> **Set exercise**: Transcribe every line exactly and omit anything that is a picture.

[Dataset entries]

--- --- ---

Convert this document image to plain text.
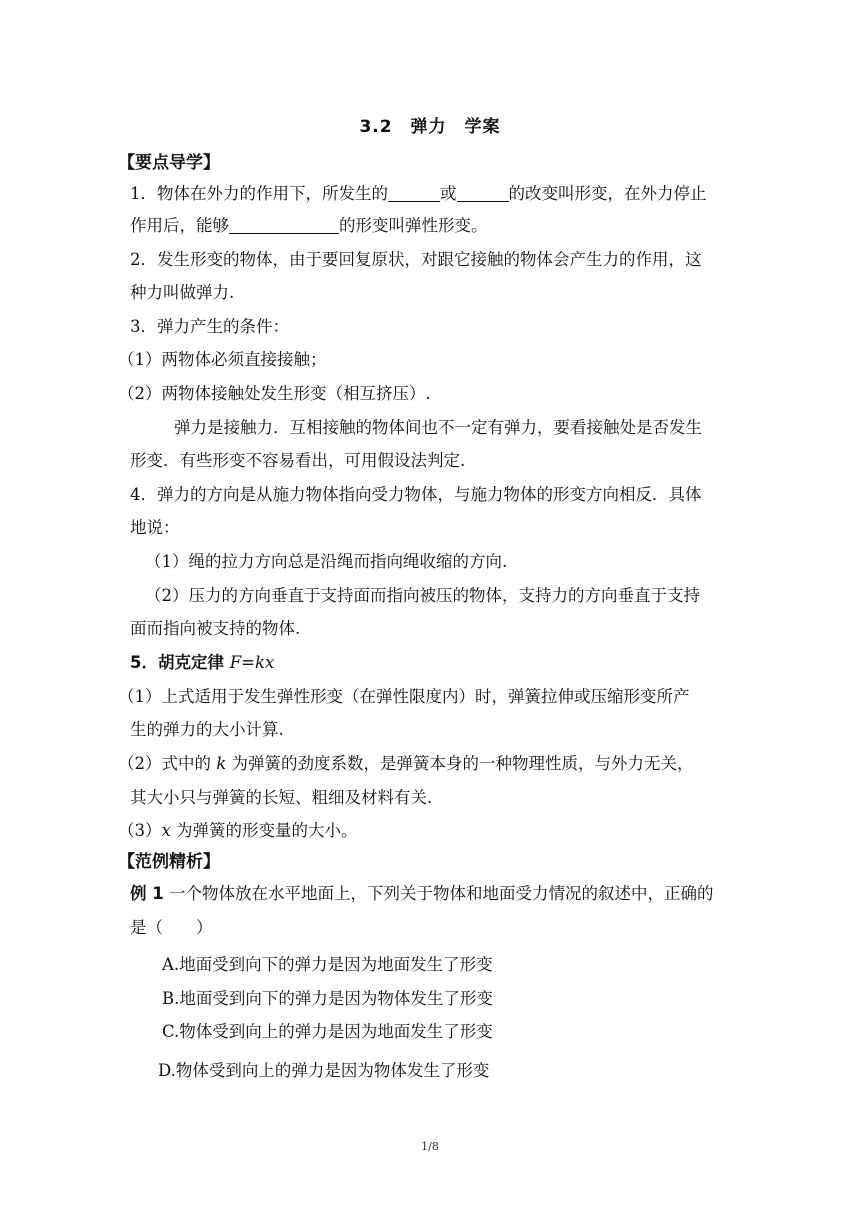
3.2　弹力　学案
【要点导学】
1．物体在外力的作用下，所发生的	或	的改变叫形变，在外力停止
作用后，能够	的形变叫弹性形变。
2．发生形变的物体，由于要回复原状，对跟它接触的物体会产生力的作用，这
种力叫做弹力.
3．弹力产生的条件：
（1）两物体必须直接接触；
（2）两物体接触处发生形变（相互挤压）.
弹力是接触力．互相接触的物体间也不一定有弹力，要看接触处是否发生
形变．有些形变不容易看出，可用假设法判定.
4．弹力的方向是从施力物体指向受力物体，与施力物体的形变方向相反．具体
地说：
（1）绳的拉力方向总是沿绳而指向绳收缩的方向.
（2）压力的方向垂直于支持面而指向被压的物体，支持力的方向垂直于支持
面而指向被支持的物体.
5．胡克定律 F=kx
（1）上式适用于发生弹性形变（在弹性限度内）时，弹簧拉伸或压缩形变所产
生的弹力的大小计算.
（2）式中的 k 为弹簧的劲度系数，是弹簧本身的一种物理性质，与外力无关，
其大小只与弹簧的长短、粗细及材料有关.
（3）x 为弹簧的形变量的大小。
【范例精析】
例 1 一个物体放在水平地面上，下列关于物体和地面受力情况的叙述中，正确的
是（　　）
A.地面受到向下的弹力是因为地面发生了形变
B.地面受到向下的弹力是因为物体发生了形变
C.物体受到向上的弹力是因为地面发生了形变
D.物体受到向上的弹力是因为物体发生了形变
1/8
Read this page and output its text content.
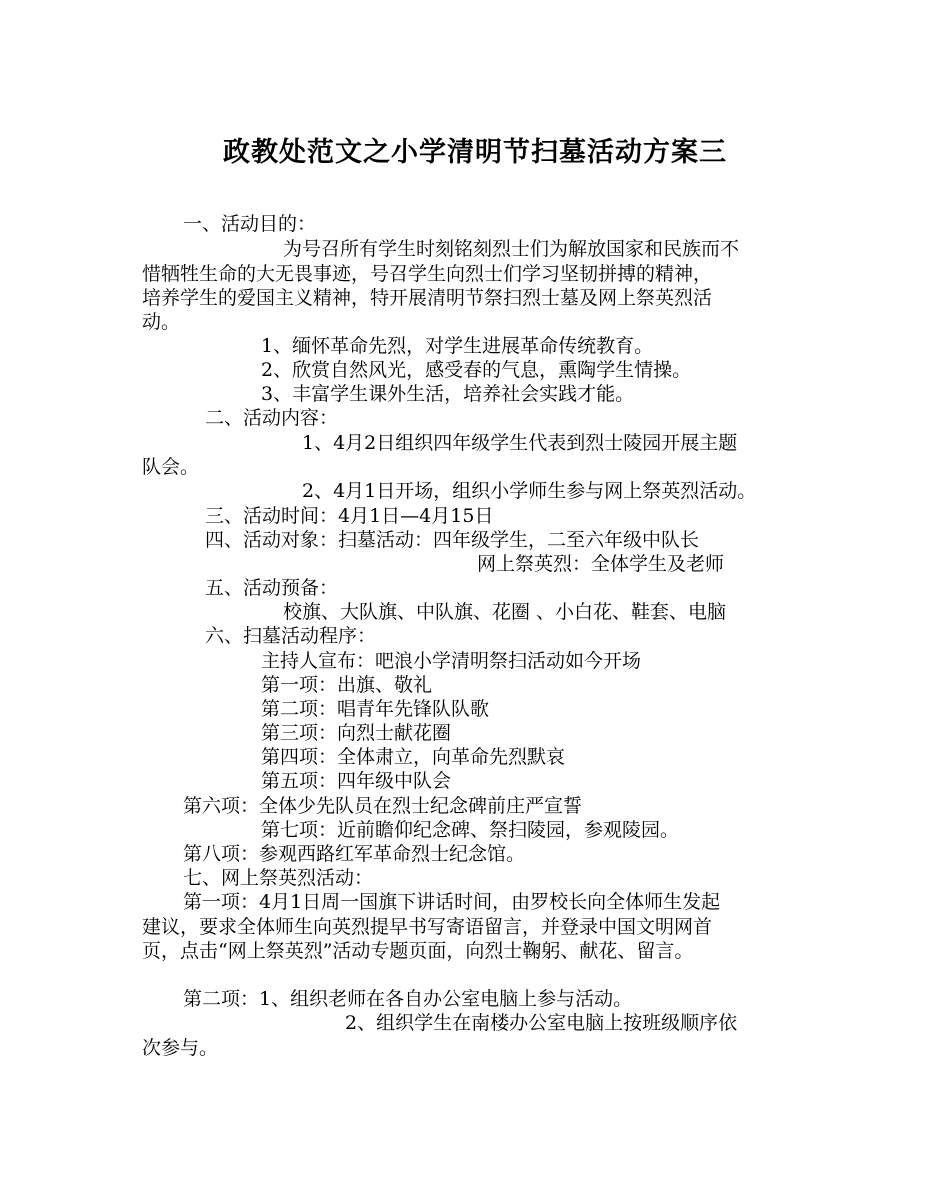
政教处范文之小学清明节扫墓活动方案三
一、活动目的：
为号召所有学生时刻铭刻烈士们为解放国家和民族而不
惜牺牲生命的大无畏事迹，号召学生向烈士们学习坚韧拼搏的精神，
培养学生的爱国主义精神，特开展清明节祭扫烈士墓及网上祭英烈活
动。
1、缅怀革命先烈，对学生进展革命传统教育。
2、欣赏自然风光，感受春的气息，熏陶学生情操。
3、丰富学生课外生活，培养社会实践才能。
二、活动内容：
1、4月2日组织四年级学生代表到烈士陵园开展主题
队会。
2、4月1日开场，组织小学师生参与网上祭英烈活动。
三、活动时间：4月1日—4月15日
四、活动对象：扫墓活动：四年级学生，二至六年级中队长
网上祭英烈：全体学生及老师
五、活动预备：
校旗、大队旗、中队旗、花圈 、小白花、鞋套、电脑
六、扫墓活动程序：
主持人宣布：吧浪小学清明祭扫活动如今开场
第一项：出旗、敬礼
第二项：唱青年先锋队队歌
第三项：向烈士献花圈
第四项：全体肃立，向革命先烈默哀
第五项：四年级中队会
第六项：全体少先队员在烈士纪念碑前庄严宣誓
第七项：近前瞻仰纪念碑、祭扫陵园，参观陵园。
第八项：参观西路红军革命烈士纪念馆。
七、网上祭英烈活动：
第一项：4月1日周一国旗下讲话时间，由罗校长向全体师生发起
建议，要求全体师生向英烈提早书写寄语留言，并登录中国文明网首
页，点击“网上祭英烈”活动专题页面，向烈士鞠躬、献花、留言。
第二项：1、组织老师在各自办公室电脑上参与活动。
2、组织学生在南楼办公室电脑上按班级顺序依
次参与。
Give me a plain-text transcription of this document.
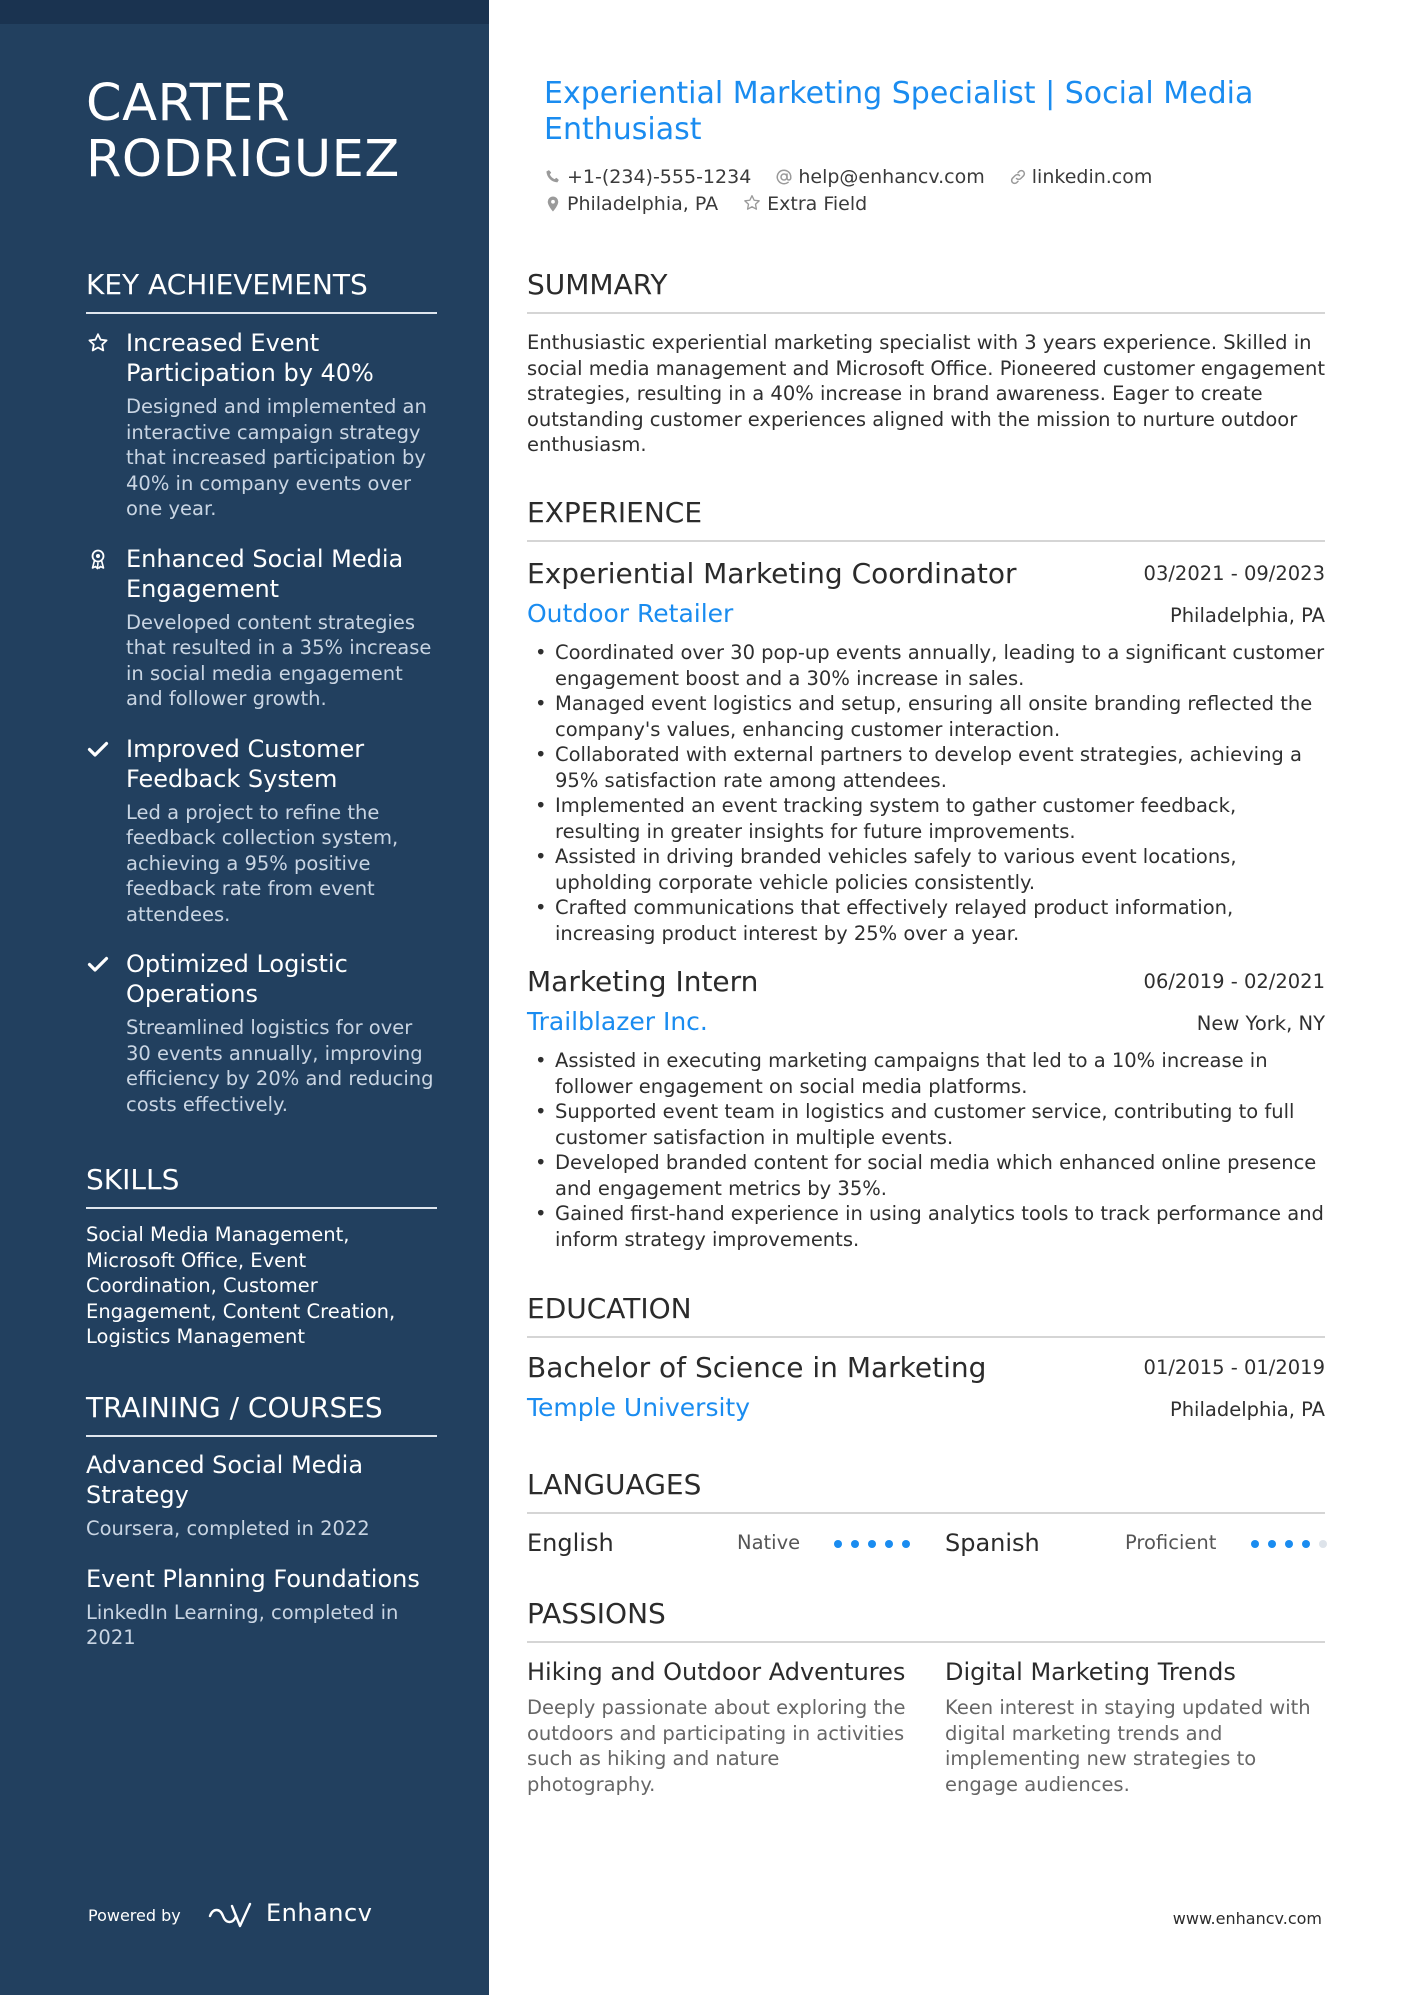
CARTER RODRIGUEZ
KEY ACHIEVEMENTS
Increased Event Participation by 40%
Designed and implemented an interactive campaign strategy that increased participation by 40% in company events over one year.
Enhanced Social Media Engagement
Developed content strategies that resulted in a 35% increase in social media engagement and follower growth.
Improved Customer Feedback System
Led a project to refine the feedback collection system, achieving a 95% positive feedback rate from event attendees.
Optimized Logistic Operations
Streamlined logistics for over 30 events annually, improving efficiency by 20% and reducing costs effectively.
SKILLS
Social Media Management, Microsoft Office, Event Coordination, Customer Engagement, Content Creation, Logistics Management
TRAINING / COURSES
Advanced Social Media Strategy
Coursera, completed in 2022
Event Planning Foundations
LinkedIn Learning, completed in 2021
Powered by	Enhancv
Experiential Marketing Specialist | Social Media Enthusiast
+1-(234)-555-1234 help@enhancv.com linkedin.com
Philadelphia, PA	Extra Field
SUMMARY
Enthusiastic experiential marketing specialist with 3 years experience. Skilled in social media management and Microsoft Office. Pioneered customer engagement strategies, resulting in a 40% increase in brand awareness. Eager to create outstanding customer experiences aligned with the mission to nurture outdoor enthusiasm.
EXPERIENCE
Experiential Marketing Coordinator	03/2021 - 09/2023
Outdoor Retailer	Philadelphia, PA
• Coordinated over 30 pop-up events annually, leading to a significant customer engagement boost and a 30% increase in sales.
• Managed event logistics and setup, ensuring all onsite branding reflected the company's values, enhancing customer interaction.
• Collaborated with external partners to develop event strategies, achieving a 95% satisfaction rate among attendees.
• Implemented an event tracking system to gather customer feedback, resulting in greater insights for future improvements.
• Assisted in driving branded vehicles safely to various event locations, upholding corporate vehicle policies consistently.
• Crafted communications that effectively relayed product information, increasing product interest by 25% over a year.
Marketing Intern	06/2019 - 02/2021
Trailblazer Inc.	New York, NY
• Assisted in executing marketing campaigns that led to a 10% increase in follower engagement on social media platforms.
• Supported event team in logistics and customer service, contributing to full customer satisfaction in multiple events.
• Developed branded content for social media which enhanced online presence and engagement metrics by 35%.
• Gained first-hand experience in using analytics tools to track performance and inform strategy improvements.
EDUCATION
Bachelor of Science in Marketing	01/2015 - 01/2019
Temple University	Philadelphia, PA
LANGUAGES
English	Native	Spanish	Proficient
PASSIONS
Hiking and Outdoor Adventures
Deeply passionate about exploring the outdoors and participating in activities such as hiking and nature photography.
Digital Marketing Trends
Keen interest in staying updated with digital marketing trends and implementing new strategies to engage audiences.
www.enhancv.com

--- --- ---

> **Result of the task**:
Convert this document image to plain text.
3.2　弹力　学案
【要点导学】
1．物体在外力的作用下，所发生的	或	的改变叫形变，在外力停止
作用后，能够	的形变叫弹性形变。
2．发生形变的物体，由于要回复原状，对跟它接触的物体会产生力的作用，这
种力叫做弹力.
3．弹力产生的条件：
（1）两物体必须直接接触；
（2）两物体接触处发生形变（相互挤压）.
弹力是接触力．互相接触的物体间也不一定有弹力，要看接触处是否发生
形变．有些形变不容易看出，可用假设法判定.
4．弹力的方向是从施力物体指向受力物体，与施力物体的形变方向相反．具体
地说：
（1）绳的拉力方向总是沿绳而指向绳收缩的方向.
（2）压力的方向垂直于支持面而指向被压的物体，支持力的方向垂直于支持
面而指向被支持的物体.
5．胡克定律 F=kx
（1）上式适用于发生弹性形变（在弹性限度内）时，弹簧拉伸或压缩形变所产
生的弹力的大小计算.
（2）式中的 k 为弹簧的劲度系数，是弹簧本身的一种物理性质，与外力无关，
其大小只与弹簧的长短、粗细及材料有关.
（3）x 为弹簧的形变量的大小。
【范例精析】
例 1 一个物体放在水平地面上，下列关于物体和地面受力情况的叙述中，正确的
是（　　）
A.地面受到向下的弹力是因为地面发生了形变
B.地面受到向下的弹力是因为物体发生了形变
C.物体受到向上的弹力是因为地面发生了形变
D.物体受到向上的弹力是因为物体发生了形变
1/8
Read this page and output its text content.
政教处范文之小学清明节扫墓活动方案三
一、活动目的：
为号召所有学生时刻铭刻烈士们为解放国家和民族而不
惜牺牲生命的大无畏事迹，号召学生向烈士们学习坚韧拼搏的精神，
培养学生的爱国主义精神，特开展清明节祭扫烈士墓及网上祭英烈活
动。
1、缅怀革命先烈，对学生进展革命传统教育。
2、欣赏自然风光，感受春的气息，熏陶学生情操。
3、丰富学生课外生活，培养社会实践才能。
二、活动内容：
1、4月2日组织四年级学生代表到烈士陵园开展主题
队会。
2、4月1日开场，组织小学师生参与网上祭英烈活动。
三、活动时间：4月1日—4月15日
四、活动对象：扫墓活动：四年级学生，二至六年级中队长
网上祭英烈：全体学生及老师
五、活动预备：
校旗、大队旗、中队旗、花圈 、小白花、鞋套、电脑
六、扫墓活动程序：
主持人宣布：吧浪小学清明祭扫活动如今开场
第一项：出旗、敬礼
第二项：唱青年先锋队队歌
第三项：向烈士献花圈
第四项：全体肃立，向革命先烈默哀
第五项：四年级中队会
第六项：全体少先队员在烈士纪念碑前庄严宣誓
第七项：近前瞻仰纪念碑、祭扫陵园，参观陵园。
第八项：参观西路红军革命烈士纪念馆。
七、网上祭英烈活动：
第一项：4月1日周一国旗下讲话时间，由罗校长向全体师生发起
建议，要求全体师生向英烈提早书写寄语留言，并登录中国文明网首
页，点击“网上祭英烈”活动专题页面，向烈士鞠躬、献花、留言。
第二项：1、组织老师在各自办公室电脑上参与活动。
2、组织学生在南楼办公室电脑上按班级顺序依
次参与。
Give me a plain-text transcription of this document.
CARTER RODRIGUEZ
KEY ACHIEVEMENTS
Increased Event Participation by 40%
Designed and implemented an interactive campaign strategy that increased participation by 40% in company events over one year.
Enhanced Social Media Engagement
Developed content strategies that resulted in a 35% increase in social media engagement and follower growth.
Improved Customer Feedback System
Led a project to refine the feedback collection system, achieving a 95% positive feedback rate from event attendees.
Optimized Logistic Operations
Streamlined logistics for over 30 events annually, improving efficiency by 20% and reducing costs effectively.
SKILLS
Social Media Management, Microsoft Office, Event Coordination, Customer Engagement, Content Creation, Logistics Management
TRAINING / COURSES
Advanced Social Media Strategy
Coursera, completed in 2022
Event Planning Foundations
LinkedIn Learning, completed in 2021
Powered by	Enhancv
Experiential Marketing Specialist | Social Media Enthusiast
+1-(234)-555-1234 help@enhancv.com linkedin.com
Philadelphia, PA	Extra Field
SUMMARY
Enthusiastic experiential marketing specialist with 3 years experience. Skilled in social media management and Microsoft Office. Pioneered customer engagement strategies, resulting in a 40% increase in brand awareness. Eager to create outstanding customer experiences aligned with the mission to nurture outdoor enthusiasm.
EXPERIENCE
Experiential Marketing Coordinator	03/2021 - 09/2023
Outdoor Retailer	Philadelphia, PA
• Coordinated over 30 pop-up events annually, leading to a significant customer engagement boost and a 30% increase in sales.
• Managed event logistics and setup, ensuring all onsite branding reflected the company's values, enhancing customer interaction.
• Collaborated with external partners to develop event strategies, achieving a 95% satisfaction rate among attendees.
• Implemented an event tracking system to gather customer feedback, resulting in greater insights for future improvements.
• Assisted in driving branded vehicles safely to various event locations, upholding corporate vehicle policies consistently.
• Crafted communications that effectively relayed product information, increasing product interest by 25% over a year.
Marketing Intern	06/2019 - 02/2021
Trailblazer Inc.	New York, NY
• Assisted in executing marketing campaigns that led to a 10% increase in follower engagement on social media platforms.
• Supported event team in logistics and customer service, contributing to full customer satisfaction in multiple events.
• Developed branded content for social media which enhanced online presence and engagement metrics by 35%.
• Gained first-hand experience in using analytics tools to track performance and inform strategy improvements.
EDUCATION
Bachelor of Science in Marketing	01/2015 - 01/2019
Temple University	Philadelphia, PA
LANGUAGES
English	Native	Spanish	Proficient
PASSIONS
Hiking and Outdoor Adventures
Deeply passionate about exploring the outdoors and participating in activities such as hiking and nature photography.
Digital Marketing Trends
Keen interest in staying updated with digital marketing trends and implementing new strategies to engage audiences.
www.enhancv.com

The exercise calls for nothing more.